[Entries from a dataset]
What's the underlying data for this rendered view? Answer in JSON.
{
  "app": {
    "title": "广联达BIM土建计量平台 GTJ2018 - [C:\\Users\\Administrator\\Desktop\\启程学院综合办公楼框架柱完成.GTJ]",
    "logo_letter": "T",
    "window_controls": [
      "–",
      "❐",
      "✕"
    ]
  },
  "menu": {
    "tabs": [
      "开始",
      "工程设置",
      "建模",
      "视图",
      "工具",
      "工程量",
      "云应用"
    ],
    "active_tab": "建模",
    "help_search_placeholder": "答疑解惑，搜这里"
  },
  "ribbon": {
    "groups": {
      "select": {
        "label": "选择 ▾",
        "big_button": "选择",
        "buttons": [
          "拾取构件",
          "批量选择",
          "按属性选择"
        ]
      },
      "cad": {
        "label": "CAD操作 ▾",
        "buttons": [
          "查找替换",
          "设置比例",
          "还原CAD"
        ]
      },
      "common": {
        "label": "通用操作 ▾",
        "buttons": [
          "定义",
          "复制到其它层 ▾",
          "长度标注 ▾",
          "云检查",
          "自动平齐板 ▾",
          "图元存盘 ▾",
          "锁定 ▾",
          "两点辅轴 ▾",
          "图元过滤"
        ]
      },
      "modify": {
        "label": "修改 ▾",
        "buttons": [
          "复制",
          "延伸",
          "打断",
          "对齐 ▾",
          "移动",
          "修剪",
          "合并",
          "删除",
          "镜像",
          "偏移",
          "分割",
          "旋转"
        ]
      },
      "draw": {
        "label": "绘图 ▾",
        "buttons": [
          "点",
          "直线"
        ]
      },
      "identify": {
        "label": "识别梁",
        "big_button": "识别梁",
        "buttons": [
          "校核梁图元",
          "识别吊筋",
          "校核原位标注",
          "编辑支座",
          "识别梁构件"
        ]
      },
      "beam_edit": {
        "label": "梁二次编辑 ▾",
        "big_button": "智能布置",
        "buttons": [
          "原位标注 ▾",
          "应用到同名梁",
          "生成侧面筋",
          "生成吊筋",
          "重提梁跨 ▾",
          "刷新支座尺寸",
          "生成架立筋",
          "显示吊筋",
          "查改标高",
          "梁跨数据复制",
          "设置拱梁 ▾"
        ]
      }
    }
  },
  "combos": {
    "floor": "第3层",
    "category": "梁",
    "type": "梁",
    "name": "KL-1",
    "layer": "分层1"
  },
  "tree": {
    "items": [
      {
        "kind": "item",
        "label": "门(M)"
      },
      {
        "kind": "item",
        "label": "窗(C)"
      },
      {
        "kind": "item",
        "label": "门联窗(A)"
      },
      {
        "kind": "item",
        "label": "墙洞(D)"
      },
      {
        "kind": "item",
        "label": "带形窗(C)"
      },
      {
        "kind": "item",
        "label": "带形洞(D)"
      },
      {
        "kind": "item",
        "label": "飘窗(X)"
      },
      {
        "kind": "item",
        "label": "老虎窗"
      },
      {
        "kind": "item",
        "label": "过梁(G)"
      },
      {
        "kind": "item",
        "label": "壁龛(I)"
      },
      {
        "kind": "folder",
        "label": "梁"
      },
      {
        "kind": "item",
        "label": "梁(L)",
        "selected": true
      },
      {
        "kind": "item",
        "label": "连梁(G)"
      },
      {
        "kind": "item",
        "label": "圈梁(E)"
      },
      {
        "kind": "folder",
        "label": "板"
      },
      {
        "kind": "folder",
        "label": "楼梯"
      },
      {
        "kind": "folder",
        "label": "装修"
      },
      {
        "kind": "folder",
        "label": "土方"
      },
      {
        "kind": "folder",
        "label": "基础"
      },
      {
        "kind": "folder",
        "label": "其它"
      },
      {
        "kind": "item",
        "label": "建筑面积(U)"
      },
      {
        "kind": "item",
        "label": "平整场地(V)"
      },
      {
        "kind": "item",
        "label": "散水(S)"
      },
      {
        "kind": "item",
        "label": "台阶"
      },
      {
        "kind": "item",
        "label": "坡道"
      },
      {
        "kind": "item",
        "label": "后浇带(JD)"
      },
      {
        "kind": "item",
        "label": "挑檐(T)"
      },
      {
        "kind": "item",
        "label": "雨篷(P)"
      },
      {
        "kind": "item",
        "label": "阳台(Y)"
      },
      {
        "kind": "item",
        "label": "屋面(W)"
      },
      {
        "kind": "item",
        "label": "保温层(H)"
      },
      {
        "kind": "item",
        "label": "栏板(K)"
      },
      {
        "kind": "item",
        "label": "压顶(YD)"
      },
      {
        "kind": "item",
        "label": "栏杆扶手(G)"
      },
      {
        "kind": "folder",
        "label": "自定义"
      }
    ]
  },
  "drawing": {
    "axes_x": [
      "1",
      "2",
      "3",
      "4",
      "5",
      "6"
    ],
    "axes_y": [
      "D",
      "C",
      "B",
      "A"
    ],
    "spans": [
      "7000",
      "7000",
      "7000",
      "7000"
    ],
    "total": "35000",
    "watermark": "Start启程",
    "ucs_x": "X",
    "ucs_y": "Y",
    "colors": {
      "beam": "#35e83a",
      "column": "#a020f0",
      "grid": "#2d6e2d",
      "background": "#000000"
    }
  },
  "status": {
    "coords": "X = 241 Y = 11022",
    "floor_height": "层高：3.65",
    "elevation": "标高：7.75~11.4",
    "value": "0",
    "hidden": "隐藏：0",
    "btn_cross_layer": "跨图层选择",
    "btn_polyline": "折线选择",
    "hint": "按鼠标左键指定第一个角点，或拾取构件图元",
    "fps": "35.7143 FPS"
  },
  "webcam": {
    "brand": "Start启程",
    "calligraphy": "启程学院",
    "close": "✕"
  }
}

**What you have to do:** Your task is to retype all the records above with nothing left out.

**Solved exercise:**
What's the underlying data for this rendered view? Answer in JSON.
{
  "app": {
    "title": "广联达BIM土建计量平台 GTJ2018 - [C:\\Users\\Administrator\\Desktop\\启程学院综合办公楼框架柱完成.GTJ]",
    "logo_letter": "T",
    "window_controls": [
      "–",
      "❐",
      "✕"
    ]
  },
  "menu": {
    "tabs": [
      "开始",
      "工程设置",
      "建模",
      "视图",
      "工具",
      "工程量",
      "云应用"
    ],
    "active_tab": "建模",
    "help_search_placeholder": "答疑解惑，搜这里"
  },
  "ribbon": {
    "groups": {
      "select": {
        "label": "选择 ▾",
        "big_button": "选择",
        "buttons": [
          "拾取构件",
          "批量选择",
          "按属性选择"
        ]
      },
      "cad": {
        "label": "CAD操作 ▾",
        "buttons": [
          "查找替换",
          "设置比例",
          "还原CAD"
        ]
      },
      "common": {
        "label": "通用操作 ▾",
        "buttons": [
          "定义",
          "复制到其它层 ▾",
          "长度标注 ▾",
          "云检查",
          "自动平齐板 ▾",
          "图元存盘 ▾",
          "锁定 ▾",
          "两点辅轴 ▾",
          "图元过滤"
        ]
      },
      "modify": {
        "label": "修改 ▾",
        "buttons": [
          "复制",
          "延伸",
          "打断",
          "对齐 ▾",
          "移动",
          "修剪",
          "合并",
          "删除",
          "镜像",
          "偏移",
          "分割",
          "旋转"
        ]
      },
      "draw": {
        "label": "绘图 ▾",
        "buttons": [
          "点",
          "直线"
        ]
      },
      "identify": {
        "label": "识别梁",
        "big_button": "识别梁",
        "buttons": [
          "校核梁图元",
          "识别吊筋",
          "校核原位标注",
          "编辑支座",
          "识别梁构件"
        ]
      },
      "beam_edit": {
        "label": "梁二次编辑 ▾",
        "big_button": "智能布置",
        "buttons": [
          "原位标注 ▾",
          "应用到同名梁",
          "生成侧面筋",
          "生成吊筋",
          "重提梁跨 ▾",
          "刷新支座尺寸",
          "生成架立筋",
          "显示吊筋",
          "查改标高",
          "梁跨数据复制",
          "设置拱梁 ▾"
        ]
      }
    }
  },
  "combos": {
    "floor": "第3层",
    "category": "梁",
    "type": "梁",
    "name": "KL-1",
    "layer": "分层1"
  },
  "tree": {
    "items": [
      {
        "kind": "item",
        "label": "门(M)"
      },
      {
        "kind": "item",
        "label": "窗(C)"
      },
      {
        "kind": "item",
        "label": "门联窗(A)"
      },
      {
        "kind": "item",
        "label": "墙洞(D)"
      },
      {
        "kind": "item",
        "label": "带形窗(C)"
      },
      {
        "kind": "item",
        "label": "带形洞(D)"
      },
      {
        "kind": "item",
        "label": "飘窗(X)"
      },
      {
        "kind": "item",
        "label": "老虎窗"
      },
      {
        "kind": "item",
        "label": "过梁(G)"
      },
      {
        "kind": "item",
        "label": "壁龛(I)"
      },
      {
        "kind": "folder",
        "label": "梁"
      },
      {
        "kind": "item",
        "label": "梁(L)",
        "selected": true
      },
      {
        "kind": "item",
        "label": "连梁(G)"
      },
      {
        "kind": "item",
        "label": "圈梁(E)"
      },
      {
        "kind": "folder",
        "label": "板"
      },
      {
        "kind": "folder",
        "label": "楼梯"
      },
      {
        "kind": "folder",
        "label": "装修"
      },
      {
        "kind": "folder",
        "label": "土方"
      },
      {
        "kind": "folder",
        "label": "基础"
      },
      {
        "kind": "folder",
        "label": "其它"
      },
      {
        "kind": "item",
        "label": "建筑面积(U)"
      },
      {
        "kind": "item",
        "label": "平整场地(V)"
      },
      {
        "kind": "item",
        "label": "散水(S)"
      },
      {
        "kind": "item",
        "label": "台阶"
      },
      {
        "kind": "item",
        "label": "坡道"
      },
      {
        "kind": "item",
        "label": "后浇带(JD)"
      },
      {
        "kind": "item",
        "label": "挑檐(T)"
      },
      {
        "kind": "item",
        "label": "雨篷(P)"
      },
      {
        "kind": "item",
        "label": "阳台(Y)"
      },
      {
        "kind": "item",
        "label": "屋面(W)"
      },
      {
        "kind": "item",
        "label": "保温层(H)"
      },
      {
        "kind": "item",
        "label": "栏板(K)"
      },
      {
        "kind": "item",
        "label": "压顶(YD)"
      },
      {
        "kind": "item",
        "label": "栏杆扶手(G)"
      },
      {
        "kind": "folder",
        "label": "自定义"
      }
    ]
  },
  "drawing": {
    "axes_x": [
      "1",
      "2",
      "3",
      "4",
      "5",
      "6"
    ],
    "axes_y": [
      "D",
      "C",
      "B",
      "A"
    ],
    "spans": [
      "7000",
      "7000",
      "7000",
      "7000"
    ],
    "total": "35000",
    "watermark": "Start启程",
    "ucs_x": "X",
    "ucs_y": "Y",
    "colors": {
      "beam": "#35e83a",
      "column": "#a020f0",
      "grid": "#2d6e2d",
      "background": "#000000"
    }
  },
  "status": {
    "coords": "X = 241 Y = 11022",
    "floor_height": "层高：3.65",
    "elevation": "标高：7.75~11.4",
    "value": "0",
    "hidden": "隐藏：0",
    "btn_cross_layer": "跨图层选择",
    "btn_polyline": "折线选择",
    "hint": "按鼠标左键指定第一个角点，或拾取构件图元",
    "fps": "35.7143 FPS"
  },
  "webcam": {
    "brand": "Start启程",
    "calligraphy": "启程学院",
    "close": "✕"
  }
}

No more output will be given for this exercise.